*Task item*
Each and every line of the data must appear exactly as given.

*Data to process*
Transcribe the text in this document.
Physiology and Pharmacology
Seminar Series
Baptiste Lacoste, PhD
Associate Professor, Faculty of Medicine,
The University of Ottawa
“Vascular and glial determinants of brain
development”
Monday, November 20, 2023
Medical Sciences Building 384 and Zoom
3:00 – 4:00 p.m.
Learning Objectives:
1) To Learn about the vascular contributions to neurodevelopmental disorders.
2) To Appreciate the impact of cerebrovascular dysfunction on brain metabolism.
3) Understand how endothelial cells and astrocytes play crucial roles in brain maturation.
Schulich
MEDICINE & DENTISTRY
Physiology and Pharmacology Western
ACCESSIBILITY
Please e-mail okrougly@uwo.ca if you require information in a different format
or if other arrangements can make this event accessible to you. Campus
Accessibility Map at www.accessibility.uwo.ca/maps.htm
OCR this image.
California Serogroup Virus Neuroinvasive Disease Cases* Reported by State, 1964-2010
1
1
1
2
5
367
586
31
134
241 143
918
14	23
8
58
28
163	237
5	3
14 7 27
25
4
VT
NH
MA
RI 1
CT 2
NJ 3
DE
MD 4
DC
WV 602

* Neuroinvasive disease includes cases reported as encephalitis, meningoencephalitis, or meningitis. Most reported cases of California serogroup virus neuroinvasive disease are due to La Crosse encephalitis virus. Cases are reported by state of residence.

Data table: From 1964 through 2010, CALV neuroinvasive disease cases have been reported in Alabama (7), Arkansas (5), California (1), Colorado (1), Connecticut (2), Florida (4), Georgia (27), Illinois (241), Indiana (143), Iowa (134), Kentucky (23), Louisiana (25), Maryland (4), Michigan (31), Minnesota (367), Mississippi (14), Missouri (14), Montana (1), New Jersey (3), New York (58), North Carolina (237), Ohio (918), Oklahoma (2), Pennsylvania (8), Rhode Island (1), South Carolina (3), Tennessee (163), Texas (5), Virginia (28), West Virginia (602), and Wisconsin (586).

*The completed task*
Transcribe the text in this document.
Physiology and Pharmacology
Seminar Series
Baptiste Lacoste, PhD
Associate Professor, Faculty of Medicine,
The University of Ottawa
“Vascular and glial determinants of brain
development”
Monday, November 20, 2023
Medical Sciences Building 384 and Zoom
3:00 – 4:00 p.m.
Learning Objectives:
1) To Learn about the vascular contributions to neurodevelopmental disorders.
2) To Appreciate the impact of cerebrovascular dysfunction on brain metabolism.
3) Understand how endothelial cells and astrocytes play crucial roles in brain maturation.
Schulich
MEDICINE & DENTISTRY
Physiology and Pharmacology Western
ACCESSIBILITY
Please e-mail okrougly@uwo.ca if you require information in a different format
or if other arrangements can make this event accessible to you. Campus
Accessibility Map at www.accessibility.uwo.ca/maps.htm
OCR this image.
California Serogroup Virus Neuroinvasive Disease Cases* Reported by State, 1964-2010
1
1
1
2
5
367
586
31
134
241 143
918
14	23
8
58
28
163	237
5	3
14 7 27
25
4
VT
NH
MA
RI 1
CT 2
NJ 3
DE
MD 4
DC
WV 602

* Neuroinvasive disease includes cases reported as encephalitis, meningoencephalitis, or meningitis. Most reported cases of California serogroup virus neuroinvasive disease are due to La Crosse encephalitis virus. Cases are reported by state of residence.

Data table: From 1964 through 2010, CALV neuroinvasive disease cases have been reported in Alabama (7), Arkansas (5), California (1), Colorado (1), Connecticut (2), Florida (4), Georgia (27), Illinois (241), Indiana (143), Iowa (134), Kentucky (23), Louisiana (25), Maryland (4), Michigan (31), Minnesota (367), Mississippi (14), Missouri (14), Montana (1), New Jersey (3), New York (58), North Carolina (237), Ohio (918), Oklahoma (2), Pennsylvania (8), Rhode Island (1), South Carolina (3), Tennessee (163), Texas (5), Virginia (28), West Virginia (602), and Wisconsin (586).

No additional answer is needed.